# Problem requirements
Collect all lines from the records below that include the word "Kingdom".

# Excerpt from a dataset

^^^^

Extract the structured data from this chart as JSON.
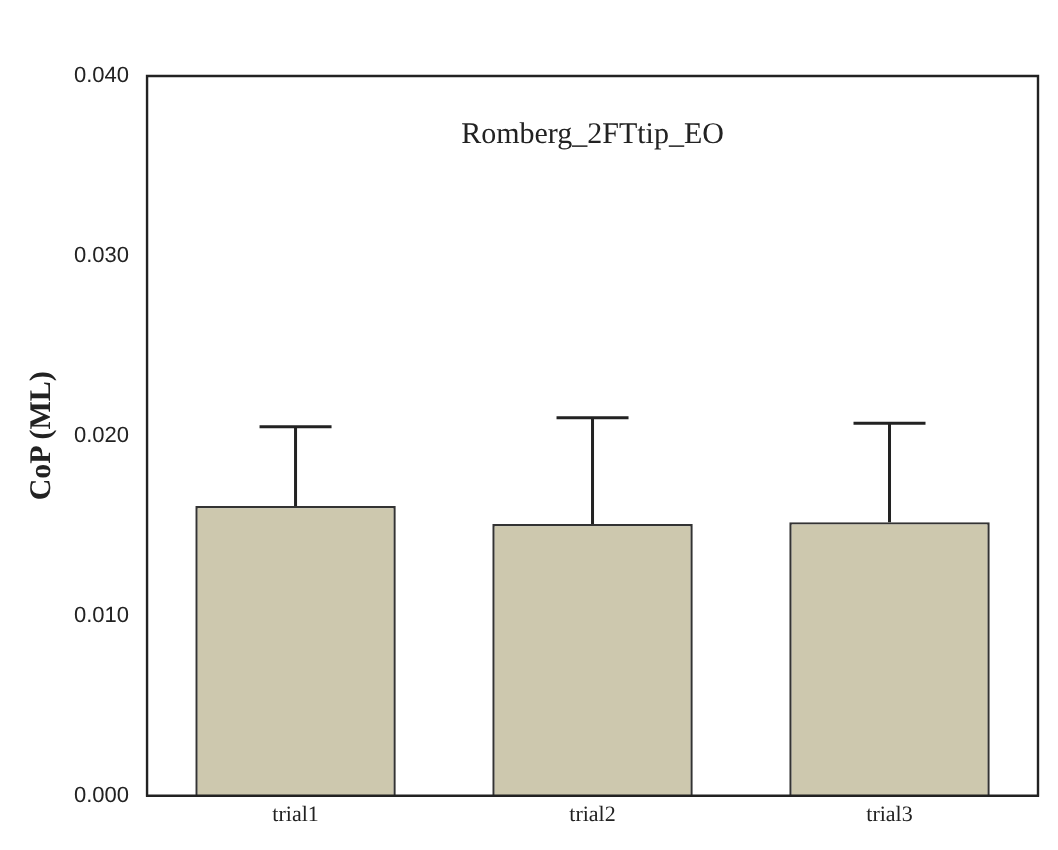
{
  "chart_data": {
    "type": "bar",
    "title": "Romberg_2FTtip_EO",
    "ylabel": "CoP (ML)",
    "categories": [
      "trial1",
      "trial2",
      "trial3"
    ],
    "values": [
      0.0161,
      0.0151,
      0.0152
    ],
    "errors": [
      [
        0.0161,
        0.0205
      ],
      [
        0.0151,
        0.021
      ],
      [
        0.0152,
        0.0207
      ]
    ],
    "color": "#cdc8ae",
    "ylim": [
      0,
      0.04
    ],
    "yticks": [
      {
        "value": 0,
        "label": "0.000"
      },
      {
        "value": 0.01,
        "label": "0.010"
      },
      {
        "value": 0.02,
        "label": "0.020"
      },
      {
        "value": 0.03,
        "label": "0.030"
      },
      {
        "value": 0.04,
        "label": "0.040"
      }
    ],
    "grid": false
  }
}
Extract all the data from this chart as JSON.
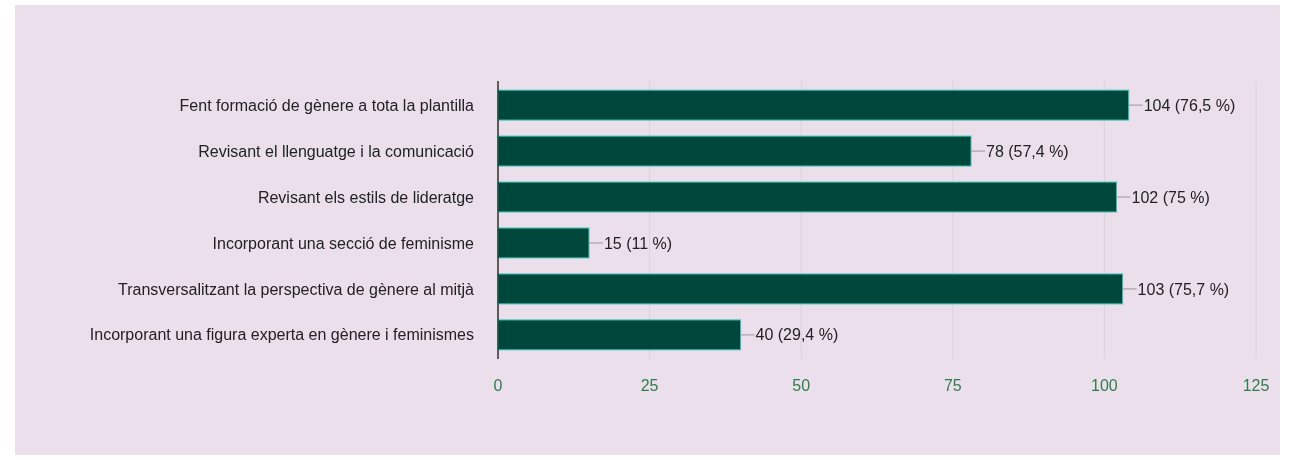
{
  "chart_data": {
    "type": "bar",
    "orientation": "horizontal",
    "categories": [
      "Fent formació de gènere a tota la plantilla",
      "Revisant el llenguatge i la comunicació",
      "Revisant els estils de lideratge",
      "Incorporant una secció de feminisme",
      "Transversalitzant la perspectiva de gènere al mitjà",
      "Incorporant una figura experta en gènere i feminismes"
    ],
    "values": [
      104,
      78,
      102,
      15,
      103,
      40
    ],
    "value_labels": [
      "104 (76,5 %)",
      "78 (57,4 %)",
      "102 (75 %)",
      "15 (11 %)",
      "103 (75,7 %)",
      "40 (29,4 %)"
    ],
    "color": "#00473b",
    "xlim": [
      0,
      125
    ],
    "xticks": [
      0,
      25,
      50,
      75,
      100,
      125
    ],
    "grid": "x"
  }
}
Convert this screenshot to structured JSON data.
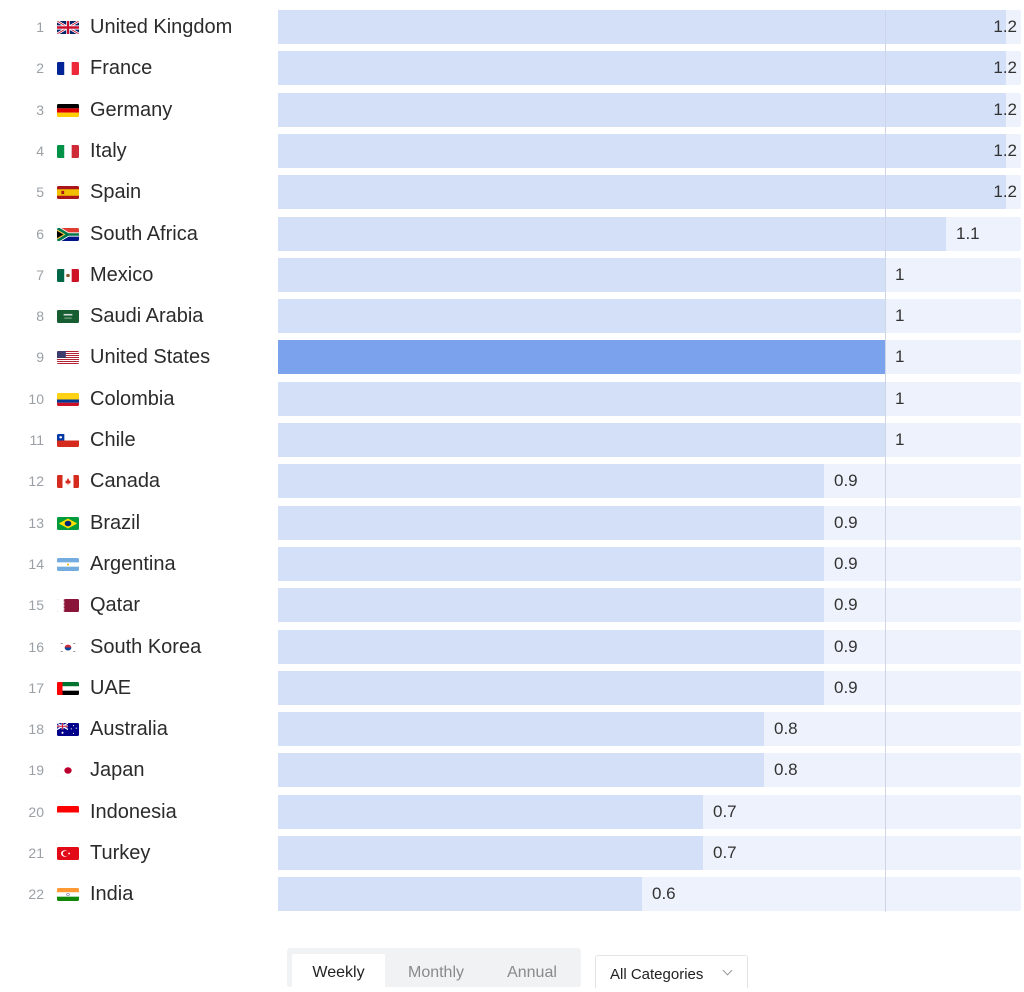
{
  "chart_data": {
    "type": "bar",
    "orientation": "horizontal",
    "title": "",
    "xlabel": "",
    "ylabel": "",
    "xlim": [
      0,
      1.224
    ],
    "grid": {
      "vertical_reference_at": 1.0
    },
    "highlight": "United States",
    "categories": [
      "United Kingdom",
      "France",
      "Germany",
      "Italy",
      "Spain",
      "South Africa",
      "Mexico",
      "Saudi Arabia",
      "United States",
      "Colombia",
      "Chile",
      "Canada",
      "Brazil",
      "Argentina",
      "Qatar",
      "South Korea",
      "UAE",
      "Australia",
      "Japan",
      "Indonesia",
      "Turkey",
      "India"
    ],
    "values": [
      1.2,
      1.2,
      1.2,
      1.2,
      1.2,
      1.1,
      1,
      1,
      1,
      1,
      1,
      0.9,
      0.9,
      0.9,
      0.9,
      0.9,
      0.9,
      0.8,
      0.8,
      0.7,
      0.7,
      0.6
    ],
    "value_labels": [
      "1.2",
      "1.2",
      "1.2",
      "1.2",
      "1.2",
      "1.1",
      "1",
      "1",
      "1",
      "1",
      "1",
      "0.9",
      "0.9",
      "0.9",
      "0.9",
      "0.9",
      "0.9",
      "0.8",
      "0.8",
      "0.7",
      "0.7",
      "0.6"
    ]
  },
  "rows": [
    {
      "rank": "1",
      "country": "United Kingdom",
      "flag": "gb-flag-icon",
      "value": "1.2",
      "v": 1.2
    },
    {
      "rank": "2",
      "country": "France",
      "flag": "fr-flag-icon",
      "value": "1.2",
      "v": 1.2
    },
    {
      "rank": "3",
      "country": "Germany",
      "flag": "de-flag-icon",
      "value": "1.2",
      "v": 1.2
    },
    {
      "rank": "4",
      "country": "Italy",
      "flag": "it-flag-icon",
      "value": "1.2",
      "v": 1.2
    },
    {
      "rank": "5",
      "country": "Spain",
      "flag": "es-flag-icon",
      "value": "1.2",
      "v": 1.2
    },
    {
      "rank": "6",
      "country": "South Africa",
      "flag": "za-flag-icon",
      "value": "1.1",
      "v": 1.1
    },
    {
      "rank": "7",
      "country": "Mexico",
      "flag": "mx-flag-icon",
      "value": "1",
      "v": 1.0
    },
    {
      "rank": "8",
      "country": "Saudi Arabia",
      "flag": "sa-flag-icon",
      "value": "1",
      "v": 1.0
    },
    {
      "rank": "9",
      "country": "United States",
      "flag": "us-flag-icon",
      "value": "1",
      "v": 1.0,
      "highlight": true
    },
    {
      "rank": "10",
      "country": "Colombia",
      "flag": "co-flag-icon",
      "value": "1",
      "v": 1.0
    },
    {
      "rank": "11",
      "country": "Chile",
      "flag": "cl-flag-icon",
      "value": "1",
      "v": 1.0
    },
    {
      "rank": "12",
      "country": "Canada",
      "flag": "ca-flag-icon",
      "value": "0.9",
      "v": 0.9
    },
    {
      "rank": "13",
      "country": "Brazil",
      "flag": "br-flag-icon",
      "value": "0.9",
      "v": 0.9
    },
    {
      "rank": "14",
      "country": "Argentina",
      "flag": "ar-flag-icon",
      "value": "0.9",
      "v": 0.9
    },
    {
      "rank": "15",
      "country": "Qatar",
      "flag": "qa-flag-icon",
      "value": "0.9",
      "v": 0.9
    },
    {
      "rank": "16",
      "country": "South Korea",
      "flag": "kr-flag-icon",
      "value": "0.9",
      "v": 0.9
    },
    {
      "rank": "17",
      "country": "UAE",
      "flag": "ae-flag-icon",
      "value": "0.9",
      "v": 0.9
    },
    {
      "rank": "18",
      "country": "Australia",
      "flag": "au-flag-icon",
      "value": "0.8",
      "v": 0.8
    },
    {
      "rank": "19",
      "country": "Japan",
      "flag": "jp-flag-icon",
      "value": "0.8",
      "v": 0.8
    },
    {
      "rank": "20",
      "country": "Indonesia",
      "flag": "id-flag-icon",
      "value": "0.7",
      "v": 0.7
    },
    {
      "rank": "21",
      "country": "Turkey",
      "flag": "tr-flag-icon",
      "value": "0.7",
      "v": 0.7
    },
    {
      "rank": "22",
      "country": "India",
      "flag": "in-flag-icon",
      "value": "0.6",
      "v": 0.6
    }
  ],
  "colors": {
    "bar": "#d3e0f8",
    "bar_highlight": "#7ba3ed",
    "track": "#eef2fc",
    "gridline": "#cdd5e6"
  },
  "controls": {
    "period_tabs": [
      {
        "label": "Weekly",
        "active": true
      },
      {
        "label": "Monthly",
        "active": false
      },
      {
        "label": "Annual",
        "active": false
      }
    ],
    "category_dropdown": {
      "selected": "All Categories"
    }
  }
}
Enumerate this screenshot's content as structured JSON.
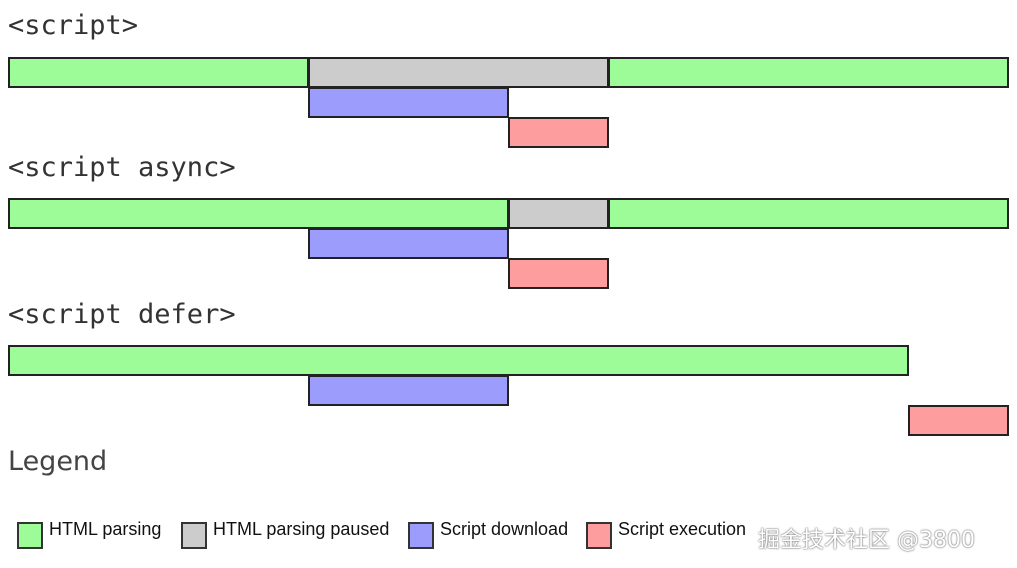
{
  "colors": {
    "parsing": "#9dfc97",
    "paused": "#cccccc",
    "download": "#9c9cfd",
    "execution": "#fd9d9d"
  },
  "sections": [
    {
      "title": "<script>",
      "events": [
        {
          "kind": "parsing",
          "start": 0,
          "end": 3
        },
        {
          "kind": "paused",
          "start": 3,
          "end": 6
        },
        {
          "kind": "parsing",
          "start": 6,
          "end": 10
        },
        {
          "kind": "download",
          "start": 3,
          "end": 5
        },
        {
          "kind": "execution",
          "start": 5,
          "end": 6
        }
      ]
    },
    {
      "title": "<script async>",
      "events": [
        {
          "kind": "parsing",
          "start": 0,
          "end": 5
        },
        {
          "kind": "paused",
          "start": 5,
          "end": 6
        },
        {
          "kind": "parsing",
          "start": 6,
          "end": 10
        },
        {
          "kind": "download",
          "start": 3,
          "end": 5
        },
        {
          "kind": "execution",
          "start": 5,
          "end": 6
        }
      ]
    },
    {
      "title": "<script defer>",
      "events": [
        {
          "kind": "parsing",
          "start": 0,
          "end": 9
        },
        {
          "kind": "download",
          "start": 3,
          "end": 5
        },
        {
          "kind": "execution",
          "start": 9,
          "end": 10
        }
      ]
    }
  ],
  "legend": {
    "title": "Legend",
    "items": [
      {
        "kind": "parsing",
        "label": "HTML parsing"
      },
      {
        "kind": "paused",
        "label": "HTML parsing paused"
      },
      {
        "kind": "download",
        "label": "Script download"
      },
      {
        "kind": "execution",
        "label": "Script execution"
      }
    ]
  },
  "watermark": "掘金技术社区 @3800"
}
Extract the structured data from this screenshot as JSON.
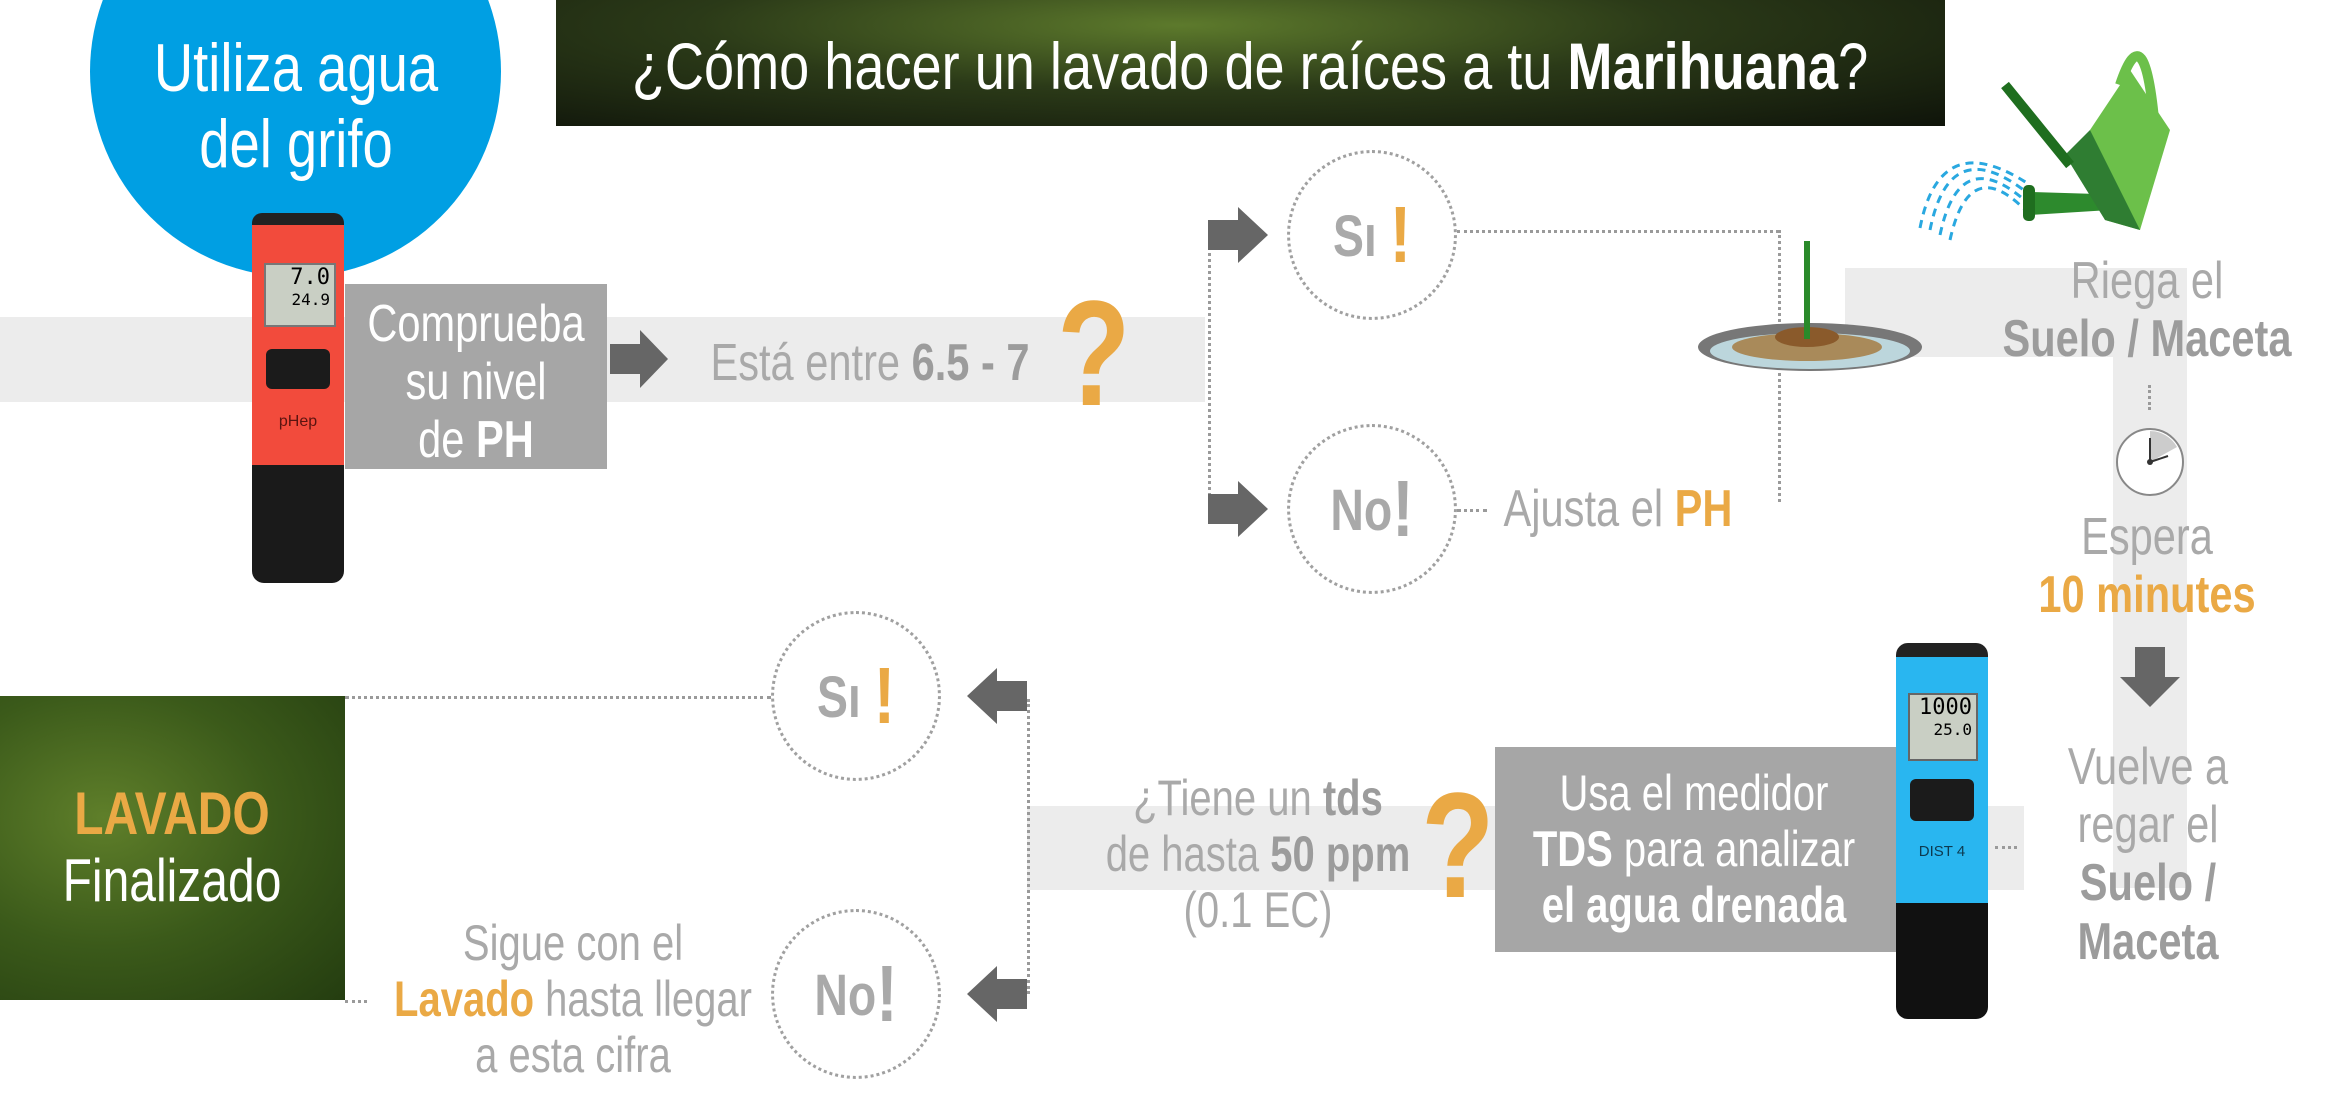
{
  "title": {
    "prefix": "¿Cómo hacer un lavado de raíces a tu ",
    "bold": "Marihuana",
    "suffix": "?"
  },
  "start_bubble": {
    "line1": "Utiliza agua",
    "line2": "del grifo",
    "color": "#009fe3"
  },
  "ph_meter": {
    "reading": "7.0",
    "temp": "24.9",
    "brand": "pHep",
    "color": "#f24b3c"
  },
  "step_check_ph": {
    "line1": "Comprueba",
    "line2": "su nivel",
    "line3_prefix": "de ",
    "line3_bold": "PH"
  },
  "question_ph": {
    "prefix": "Está entre ",
    "bold": "6.5 - 7",
    "mark": "?"
  },
  "branch_ph": {
    "yes": {
      "label": "Sı",
      "mark": "!"
    },
    "no": {
      "label": "No",
      "mark": "!",
      "action_prefix": "Ajusta el ",
      "action_highlight": "PH"
    }
  },
  "step_water": {
    "line1": "Riega el",
    "line2": "Suelo / Maceta"
  },
  "step_wait": {
    "line1": "Espera",
    "line2": "10 minutes"
  },
  "step_rewater": {
    "line1": "Vuelve a",
    "line2": "regar el",
    "line3": "Suelo /",
    "line4": "Maceta"
  },
  "tds_meter": {
    "reading": "1000",
    "temp": "25.0",
    "model": "DIST 4",
    "color": "#29b6f0"
  },
  "step_tds": {
    "line1": "Usa el medidor",
    "line2_bold": "TDS",
    "line2_rest": " para analizar",
    "line3_bold": "el agua drenada"
  },
  "question_tds": {
    "line1_prefix": "¿Tiene un ",
    "line1_bold": "tds",
    "line2_prefix": "de hasta ",
    "line2_bold": "50 ppm",
    "line3": "(0.1 EC)",
    "mark": "?"
  },
  "branch_tds": {
    "yes": {
      "label": "Sı",
      "mark": "!"
    },
    "no": {
      "label": "No",
      "mark": "!",
      "line1": "Sigue con el",
      "line2_highlight": "Lavado",
      "line2_rest": " hasta llegar",
      "line3": "a esta cifra"
    }
  },
  "final": {
    "line1": "LAVADO",
    "line2": "Finalizado"
  },
  "colors": {
    "accent_orange": "#eaa945",
    "box_gray": "#a6a6a6",
    "band_gray": "#ececec",
    "arrow_gray": "#666666",
    "green": "#2f7d32"
  }
}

^^^^

# Reply to the task
      "United Kingdom",
      "country": "United Kingdom",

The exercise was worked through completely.